◆ TASK GOAL ◆
Present every line in which the string "this" appears.

◆ RECORDS TO PROCESS ◆
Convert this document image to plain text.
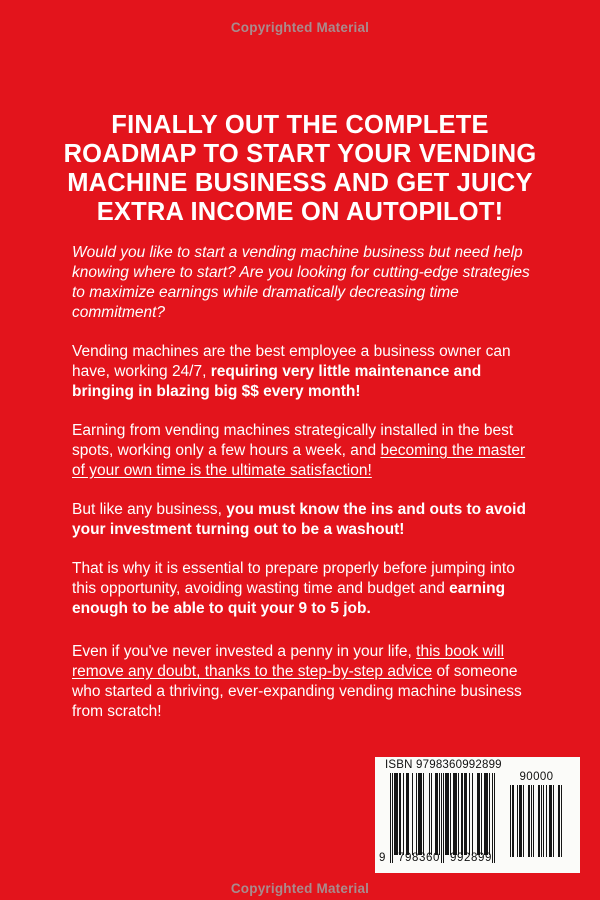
Copyrighted Material
FINALLY OUT THE COMPLETE
ROADMAP TO START YOUR VENDING
MACHINE BUSINESS AND GET JUICY
EXTRA INCOME ON AUTOPILOT!

Would you like to start a vending machine business but need help knowing where to start? Are you looking for cutting-edge strategies to maximize earnings while dramatically decreasing time commitment?

Vending machines are the best employee a business owner can have, working 24/7, requiring very little maintenance and bringing in blazing big $$ every month!

Earning from vending machines strategically installed in the best spots, working only a few hours a week, and becoming the master of your own time is the ultimate satisfaction!

But like any business, you must know the ins and outs to avoid your investment turning out to be a washout!

That is why it is essential to prepare properly before jumping into this opportunity, avoiding wasting time and budget and earning enough to be able to quit your 9 to 5 job.

Even if you've never invested a penny in your life, this book will remove any doubt, thanks to the step-by-step advice of someone who started a thriving, ever-expanding vending machine business from scratch!

ISBN 9798360992899
9	798360 992899
90000
Copyrighted Material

◆ CORRECT OUTPUT ◆
Convert this document image to plain text.
That is why it is essential to prepare properly before jumping into this opportunity, avoiding wasting time and budget and earning enough to be able to quit your 9 to 5 job.
Even if you've never invested a penny in your life, this book will remove any doubt, thanks to the step-by-step advice of someone who started a thriving, ever-expanding vending machine business from scratch!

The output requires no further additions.